=== SELECTED PASSAGE ===
BACKGROUND OF THE INVENTION
A merged wave field is produced by multiple energy sources, such as
acoustic sources, that independently generate source signals that
combine to form the merged wave field. A merged wave field can be
detected using conventional sensors or transducers and can be
processed using conventional signal processing techniques. Prior
art signal processing systems, however, have a limited ability to
selectively determine the source signals attributed to each of the
independent energy sources from a detected merged wave field.
Factoring a merged wave field into independent source signals is
particularly difficult where the signals generated by the energy
sources have a complex waveform, such as speech or other complex
acoustic signals.
One type of merged wave field that is commonly detected and
processed is an acoustic wave field produced by multiple acoustic
sources such as by a hearing aid. Transducers, microphones or other
sensors are used to detect the acoustic wave field and conventional
signal processing techniques are used to process the detected
acoustic signal. The acoustic wave field, however, often includes
many undesirable acoustic signals or noises that mask or corrupt
the desired signals to be measured, transmitted or further
processed. Conventional signal processing systems have attempted to
filter these undesirable acoustic signals or noises and focus on
one or more of the independent acoustic signals generated by
respective acoustic sources.
One of the most common complaints of hearing aid users, for
example, is that background noise impedes the understanding of
speech. Methods currently used to reduce background noise in
hearing aids employ filtering techniques in which the frequency
regions containing high noise levels are eliminated. Although some
steady state noises, such as automobile or other machine sounds,
can be effectively suppressed, human speech is the most difficult
type of noise to filter and often the most common type of acoustic
noise encountered by a hearing aid. The wearer of a hearing aid
often has difficulty focusing on one voice or sound source when
faced with multiple voices such as is the case in, for example,
party noise or a group conversation.
Another common problem is that of reverberation produced by echoes
or acoustic reflections off walls, ceiling, and other surfaces in a
room. The reflection of the sound acts like additional virtual
independent sound sources and can interfere with both the quality
and the intelligibility of the speech being detected.
Existing signal processing techniques have been unable to
effectively separate a speech signal from multiple speech sources
encountered. Past attempts at suppressing undesirable speech noise
have employed multiple microphones and an adaptive array approach.
An array of sensors or multiple microphones receive the merged
acoustic wave field, and the signals from the array of sensors are
combined in such a way that the resulting output maximizes the
desired signal with respect to the unwanted signals. The sound or
speech that the individual wants to listen to is enhanced and the
noise or unwanted acoustic signals are suppressed. This approach
depends upon the interaction of the different types of microphones
comprising the array and the directional characteristics of the
microphones. By co-processing the signals acquired by the different
microphones having different directional characteristics, the noise
or unwanted signals are canceled relative to the desired sound
signal.
===
◆ TO-DO LIST ◆
**a.** Summarize the invention background in two sentences.
**b.** Decide whether each statement agrees with the invention background, answering yes or no and quoting the words that decide it: (i) Methods for reducing background noise in hearing aids remove frequency regions that contain high noise levels. (ii) Human speech is the easiest type of noise for a hearing aid to filter. (iii) Sound reflections behave like additional virtual independent sound sources.
The data is separate material and has no connection to the invention background.
=== RECORDED DATA ===
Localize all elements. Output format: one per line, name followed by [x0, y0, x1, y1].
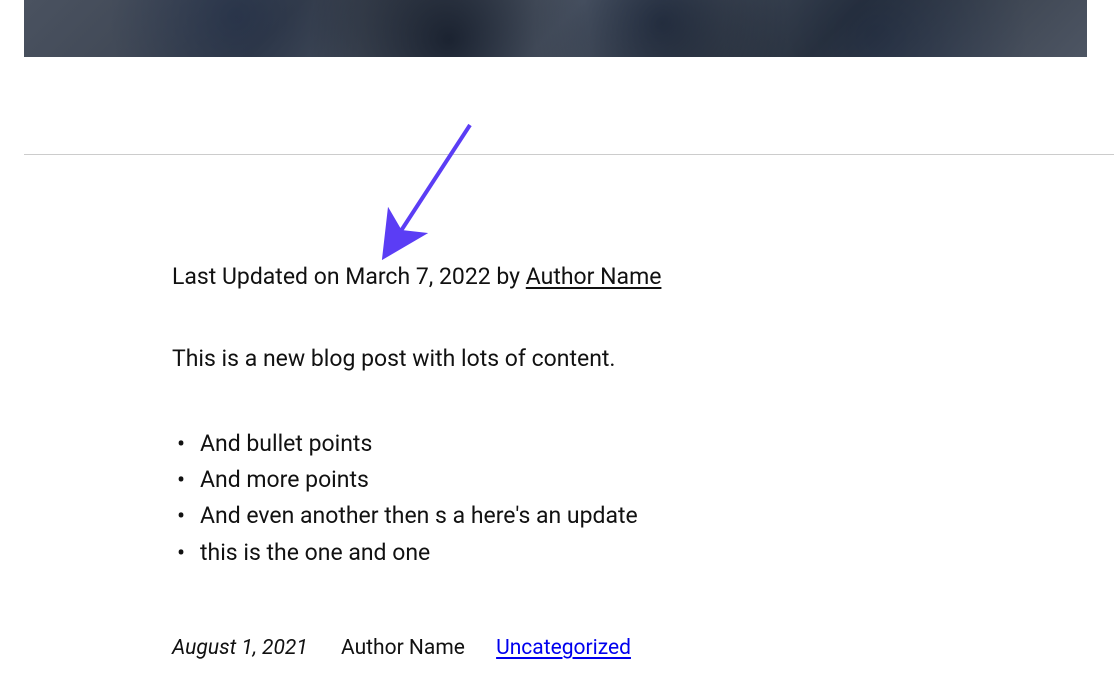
===
◆ SOLVED TASKS ◆
**a.** Prior signal processing systems have limited ability to factor a merged wave field into the source signals of independent energy sources, especially complex signals such as speech, and hearing aids face this problem when background noise, multiple voices and reverberation interfere with the desired speech. Past attempts used multiple microphones in an adaptive array, co-processing signals from microphones with different directional characteristics so that the desired signal is enhanced and unwanted signals are canceled.

**b.**
(i) Yes: "employ filtering techniques in which the frequency regions containing high noise levels are eliminated"
(ii) No: "human speech is the most difficult type of noise to filter"
(iii) Yes: "The reflection of the sound acts like additional virtual independent sound sources"